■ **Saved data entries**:
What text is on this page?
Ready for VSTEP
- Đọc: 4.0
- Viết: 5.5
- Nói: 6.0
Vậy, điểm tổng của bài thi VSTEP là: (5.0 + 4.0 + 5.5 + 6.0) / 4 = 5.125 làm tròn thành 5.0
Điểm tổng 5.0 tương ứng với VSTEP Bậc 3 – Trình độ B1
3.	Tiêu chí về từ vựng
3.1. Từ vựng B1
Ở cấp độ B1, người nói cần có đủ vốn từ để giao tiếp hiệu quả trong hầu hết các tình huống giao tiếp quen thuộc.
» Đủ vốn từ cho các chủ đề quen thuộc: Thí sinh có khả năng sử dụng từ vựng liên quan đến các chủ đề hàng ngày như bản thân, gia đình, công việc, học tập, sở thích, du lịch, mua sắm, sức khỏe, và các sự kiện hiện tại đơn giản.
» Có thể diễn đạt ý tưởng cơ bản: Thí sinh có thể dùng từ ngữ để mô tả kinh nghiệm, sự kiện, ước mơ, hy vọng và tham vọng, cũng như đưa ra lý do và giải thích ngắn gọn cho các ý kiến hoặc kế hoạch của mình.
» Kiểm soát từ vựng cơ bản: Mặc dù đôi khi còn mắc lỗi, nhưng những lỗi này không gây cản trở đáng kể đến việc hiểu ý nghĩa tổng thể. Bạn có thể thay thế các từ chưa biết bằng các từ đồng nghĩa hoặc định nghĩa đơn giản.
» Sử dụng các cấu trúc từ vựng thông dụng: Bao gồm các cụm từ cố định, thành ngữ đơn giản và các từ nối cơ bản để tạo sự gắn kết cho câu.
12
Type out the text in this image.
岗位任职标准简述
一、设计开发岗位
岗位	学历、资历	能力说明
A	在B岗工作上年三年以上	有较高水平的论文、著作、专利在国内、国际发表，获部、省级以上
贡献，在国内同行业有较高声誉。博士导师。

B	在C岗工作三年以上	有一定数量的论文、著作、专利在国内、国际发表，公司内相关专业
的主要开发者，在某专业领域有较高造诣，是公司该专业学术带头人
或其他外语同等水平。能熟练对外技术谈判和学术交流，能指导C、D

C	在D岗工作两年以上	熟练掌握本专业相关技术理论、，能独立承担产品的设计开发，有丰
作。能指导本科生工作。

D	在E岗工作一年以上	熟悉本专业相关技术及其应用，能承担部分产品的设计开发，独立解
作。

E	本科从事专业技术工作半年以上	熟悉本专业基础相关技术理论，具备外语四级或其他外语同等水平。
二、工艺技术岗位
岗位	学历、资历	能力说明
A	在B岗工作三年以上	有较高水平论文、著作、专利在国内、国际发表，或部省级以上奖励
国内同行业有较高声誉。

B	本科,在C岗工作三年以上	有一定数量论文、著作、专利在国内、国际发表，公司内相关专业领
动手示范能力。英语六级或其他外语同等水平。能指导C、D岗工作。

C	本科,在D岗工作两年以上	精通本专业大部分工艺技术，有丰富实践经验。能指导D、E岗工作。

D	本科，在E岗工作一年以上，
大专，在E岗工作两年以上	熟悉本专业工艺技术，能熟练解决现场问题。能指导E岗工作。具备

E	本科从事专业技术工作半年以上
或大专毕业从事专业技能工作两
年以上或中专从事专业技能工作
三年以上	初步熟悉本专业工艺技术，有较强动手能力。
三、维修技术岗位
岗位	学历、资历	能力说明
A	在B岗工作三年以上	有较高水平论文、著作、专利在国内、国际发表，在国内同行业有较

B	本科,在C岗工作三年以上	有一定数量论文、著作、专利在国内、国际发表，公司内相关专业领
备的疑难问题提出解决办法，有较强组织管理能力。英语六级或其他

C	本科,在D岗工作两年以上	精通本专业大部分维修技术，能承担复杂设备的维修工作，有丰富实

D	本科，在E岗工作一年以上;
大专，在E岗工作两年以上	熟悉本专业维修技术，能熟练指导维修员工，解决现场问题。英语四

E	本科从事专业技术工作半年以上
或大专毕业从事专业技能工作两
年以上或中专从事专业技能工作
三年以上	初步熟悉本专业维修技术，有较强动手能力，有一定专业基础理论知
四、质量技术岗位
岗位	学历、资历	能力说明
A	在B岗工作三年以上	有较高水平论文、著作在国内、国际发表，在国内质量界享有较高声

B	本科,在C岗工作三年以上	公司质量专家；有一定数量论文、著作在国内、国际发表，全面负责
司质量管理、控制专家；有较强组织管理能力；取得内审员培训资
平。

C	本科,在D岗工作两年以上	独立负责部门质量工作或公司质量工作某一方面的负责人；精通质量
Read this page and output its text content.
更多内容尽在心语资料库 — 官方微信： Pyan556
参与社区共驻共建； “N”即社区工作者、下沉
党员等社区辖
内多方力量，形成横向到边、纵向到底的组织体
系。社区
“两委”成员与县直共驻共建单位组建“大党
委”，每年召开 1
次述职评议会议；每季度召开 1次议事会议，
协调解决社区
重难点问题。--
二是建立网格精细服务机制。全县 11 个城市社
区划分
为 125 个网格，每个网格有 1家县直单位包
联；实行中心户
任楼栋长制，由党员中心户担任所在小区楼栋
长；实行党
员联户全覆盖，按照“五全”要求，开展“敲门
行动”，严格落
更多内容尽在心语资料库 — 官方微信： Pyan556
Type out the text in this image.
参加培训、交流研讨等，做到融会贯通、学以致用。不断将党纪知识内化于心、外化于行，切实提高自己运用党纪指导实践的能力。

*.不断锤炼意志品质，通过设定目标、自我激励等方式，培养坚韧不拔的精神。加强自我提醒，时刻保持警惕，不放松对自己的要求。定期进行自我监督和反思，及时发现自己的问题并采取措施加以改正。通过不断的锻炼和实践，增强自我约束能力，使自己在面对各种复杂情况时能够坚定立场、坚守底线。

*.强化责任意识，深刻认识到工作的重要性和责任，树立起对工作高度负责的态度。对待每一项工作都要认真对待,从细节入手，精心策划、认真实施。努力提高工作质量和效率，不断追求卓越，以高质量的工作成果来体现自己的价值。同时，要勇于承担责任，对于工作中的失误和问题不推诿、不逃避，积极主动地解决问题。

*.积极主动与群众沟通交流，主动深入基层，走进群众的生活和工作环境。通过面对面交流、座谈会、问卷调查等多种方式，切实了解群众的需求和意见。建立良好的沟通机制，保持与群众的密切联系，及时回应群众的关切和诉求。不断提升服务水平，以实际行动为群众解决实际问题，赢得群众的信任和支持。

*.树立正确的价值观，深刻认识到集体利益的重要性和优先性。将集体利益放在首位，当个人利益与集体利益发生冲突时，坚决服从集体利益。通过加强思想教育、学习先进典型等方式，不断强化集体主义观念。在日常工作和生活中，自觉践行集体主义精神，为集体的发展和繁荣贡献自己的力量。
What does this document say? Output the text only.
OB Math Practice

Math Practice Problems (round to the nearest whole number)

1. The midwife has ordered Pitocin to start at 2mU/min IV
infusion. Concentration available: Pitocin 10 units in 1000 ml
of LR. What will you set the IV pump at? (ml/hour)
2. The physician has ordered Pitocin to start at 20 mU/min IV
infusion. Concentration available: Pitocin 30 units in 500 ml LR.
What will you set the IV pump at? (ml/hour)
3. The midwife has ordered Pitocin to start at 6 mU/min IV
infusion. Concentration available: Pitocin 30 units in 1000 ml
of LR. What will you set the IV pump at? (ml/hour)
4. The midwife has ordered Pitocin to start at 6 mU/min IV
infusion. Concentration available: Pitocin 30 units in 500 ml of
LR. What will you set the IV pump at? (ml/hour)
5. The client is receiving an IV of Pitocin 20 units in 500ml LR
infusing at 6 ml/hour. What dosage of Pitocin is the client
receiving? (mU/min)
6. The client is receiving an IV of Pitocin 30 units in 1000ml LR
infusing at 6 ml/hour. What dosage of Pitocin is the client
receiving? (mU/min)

■ **OBJECTIVE**:
Reproduce the material precisely, including every line.

■ **TASK ANSWER**:
What text is on this page?
Ready for VSTEP
- Đọc: 4.0
- Viết: 5.5
- Nói: 6.0
Vậy, điểm tổng của bài thi VSTEP là: (5.0 + 4.0 + 5.5 + 6.0) / 4 = 5.125 làm tròn thành 5.0
Điểm tổng 5.0 tương ứng với VSTEP Bậc 3 – Trình độ B1
3.	Tiêu chí về từ vựng
3.1. Từ vựng B1
Ở cấp độ B1, người nói cần có đủ vốn từ để giao tiếp hiệu quả trong hầu hết các tình huống giao tiếp quen thuộc.
» Đủ vốn từ cho các chủ đề quen thuộc: Thí sinh có khả năng sử dụng từ vựng liên quan đến các chủ đề hàng ngày như bản thân, gia đình, công việc, học tập, sở thích, du lịch, mua sắm, sức khỏe, và các sự kiện hiện tại đơn giản.
» Có thể diễn đạt ý tưởng cơ bản: Thí sinh có thể dùng từ ngữ để mô tả kinh nghiệm, sự kiện, ước mơ, hy vọng và tham vọng, cũng như đưa ra lý do và giải thích ngắn gọn cho các ý kiến hoặc kế hoạch của mình.
» Kiểm soát từ vựng cơ bản: Mặc dù đôi khi còn mắc lỗi, nhưng những lỗi này không gây cản trở đáng kể đến việc hiểu ý nghĩa tổng thể. Bạn có thể thay thế các từ chưa biết bằng các từ đồng nghĩa hoặc định nghĩa đơn giản.
» Sử dụng các cấu trúc từ vựng thông dụng: Bao gồm các cụm từ cố định, thành ngữ đơn giản và các từ nối cơ bản để tạo sự gắn kết cho câu.
12
Type out the text in this image.
岗位任职标准简述
一、设计开发岗位
岗位	学历、资历	能力说明
A	在B岗工作上年三年以上	有较高水平的论文、著作、专利在国内、国际发表，获部、省级以上
贡献，在国内同行业有较高声誉。博士导师。

B	在C岗工作三年以上	有一定数量的论文、著作、专利在国内、国际发表，公司内相关专业
的主要开发者，在某专业领域有较高造诣，是公司该专业学术带头人
或其他外语同等水平。能熟练对外技术谈判和学术交流，能指导C、D

C	在D岗工作两年以上	熟练掌握本专业相关技术理论、，能独立承担产品的设计开发，有丰
作。能指导本科生工作。

D	在E岗工作一年以上	熟悉本专业相关技术及其应用，能承担部分产品的设计开发，独立解
作。

E	本科从事专业技术工作半年以上	熟悉本专业基础相关技术理论，具备外语四级或其他外语同等水平。
二、工艺技术岗位
岗位	学历、资历	能力说明
A	在B岗工作三年以上	有较高水平论文、著作、专利在国内、国际发表，或部省级以上奖励
国内同行业有较高声誉。

B	本科,在C岗工作三年以上	有一定数量论文、著作、专利在国内、国际发表，公司内相关专业领
动手示范能力。英语六级或其他外语同等水平。能指导C、D岗工作。

C	本科,在D岗工作两年以上	精通本专业大部分工艺技术，有丰富实践经验。能指导D、E岗工作。

D	本科，在E岗工作一年以上，
大专，在E岗工作两年以上	熟悉本专业工艺技术，能熟练解决现场问题。能指导E岗工作。具备

E	本科从事专业技术工作半年以上
或大专毕业从事专业技能工作两
年以上或中专从事专业技能工作
三年以上	初步熟悉本专业工艺技术，有较强动手能力。
三、维修技术岗位
岗位	学历、资历	能力说明
A	在B岗工作三年以上	有较高水平论文、著作、专利在国内、国际发表，在国内同行业有较

B	本科,在C岗工作三年以上	有一定数量论文、著作、专利在国内、国际发表，公司内相关专业领
备的疑难问题提出解决办法，有较强组织管理能力。英语六级或其他

C	本科,在D岗工作两年以上	精通本专业大部分维修技术，能承担复杂设备的维修工作，有丰富实

D	本科，在E岗工作一年以上;
大专，在E岗工作两年以上	熟悉本专业维修技术，能熟练指导维修员工，解决现场问题。英语四

E	本科从事专业技术工作半年以上
或大专毕业从事专业技能工作两
年以上或中专从事专业技能工作
三年以上	初步熟悉本专业维修技术，有较强动手能力，有一定专业基础理论知
四、质量技术岗位
岗位	学历、资历	能力说明
A	在B岗工作三年以上	有较高水平论文、著作在国内、国际发表，在国内质量界享有较高声

B	本科,在C岗工作三年以上	公司质量专家；有一定数量论文、著作在国内、国际发表，全面负责
司质量管理、控制专家；有较强组织管理能力；取得内审员培训资
平。

C	本科,在D岗工作两年以上	独立负责部门质量工作或公司质量工作某一方面的负责人；精通质量
Read this page and output its text content.
更多内容尽在心语资料库 — 官方微信： Pyan556
参与社区共驻共建； “N”即社区工作者、下沉
党员等社区辖
内多方力量，形成横向到边、纵向到底的组织体
系。社区
“两委”成员与县直共驻共建单位组建“大党
委”，每年召开 1
次述职评议会议；每季度召开 1次议事会议，
协调解决社区
重难点问题。--
二是建立网格精细服务机制。全县 11 个城市社
区划分
为 125 个网格，每个网格有 1家县直单位包
联；实行中心户
任楼栋长制，由党员中心户担任所在小区楼栋
长；实行党
员联户全覆盖，按照“五全”要求，开展“敲门
行动”，严格落
更多内容尽在心语资料库 — 官方微信： Pyan556
Type out the text in this image.
参加培训、交流研讨等，做到融会贯通、学以致用。不断将党纪知识内化于心、外化于行，切实提高自己运用党纪指导实践的能力。

*.不断锤炼意志品质，通过设定目标、自我激励等方式，培养坚韧不拔的精神。加强自我提醒，时刻保持警惕，不放松对自己的要求。定期进行自我监督和反思，及时发现自己的问题并采取措施加以改正。通过不断的锻炼和实践，增强自我约束能力，使自己在面对各种复杂情况时能够坚定立场、坚守底线。

*.强化责任意识，深刻认识到工作的重要性和责任，树立起对工作高度负责的态度。对待每一项工作都要认真对待,从细节入手，精心策划、认真实施。努力提高工作质量和效率，不断追求卓越，以高质量的工作成果来体现自己的价值。同时，要勇于承担责任，对于工作中的失误和问题不推诿、不逃避，积极主动地解决问题。

*.积极主动与群众沟通交流，主动深入基层，走进群众的生活和工作环境。通过面对面交流、座谈会、问卷调查等多种方式，切实了解群众的需求和意见。建立良好的沟通机制，保持与群众的密切联系，及时回应群众的关切和诉求。不断提升服务水平，以实际行动为群众解决实际问题，赢得群众的信任和支持。

*.树立正确的价值观，深刻认识到集体利益的重要性和优先性。将集体利益放在首位，当个人利益与集体利益发生冲突时，坚决服从集体利益。通过加强思想教育、学习先进典型等方式，不断强化集体主义观念。在日常工作和生活中，自觉践行集体主义精神，为集体的发展和繁荣贡献自己的力量。
What does this document say? Output the text only.
OB Math Practice

Math Practice Problems (round to the nearest whole number)

1. The midwife has ordered Pitocin to start at 2mU/min IV
infusion. Concentration available: Pitocin 10 units in 1000 ml
of LR. What will you set the IV pump at? (ml/hour)
2. The physician has ordered Pitocin to start at 20 mU/min IV
infusion. Concentration available: Pitocin 30 units in 500 ml LR.
What will you set the IV pump at? (ml/hour)
3. The midwife has ordered Pitocin to start at 6 mU/min IV
infusion. Concentration available: Pitocin 30 units in 1000 ml
of LR. What will you set the IV pump at? (ml/hour)
4. The midwife has ordered Pitocin to start at 6 mU/min IV
infusion. Concentration available: Pitocin 30 units in 500 ml of
LR. What will you set the IV pump at? (ml/hour)
5. The client is receiving an IV of Pitocin 20 units in 500ml LR
infusing at 6 ml/hour. What dosage of Pitocin is the client
receiving? (mU/min)
6. The client is receiving an IV of Pitocin 30 units in 1000ml LR
infusing at 6 ml/hour. What dosage of Pitocin is the client
receiving? (mU/min)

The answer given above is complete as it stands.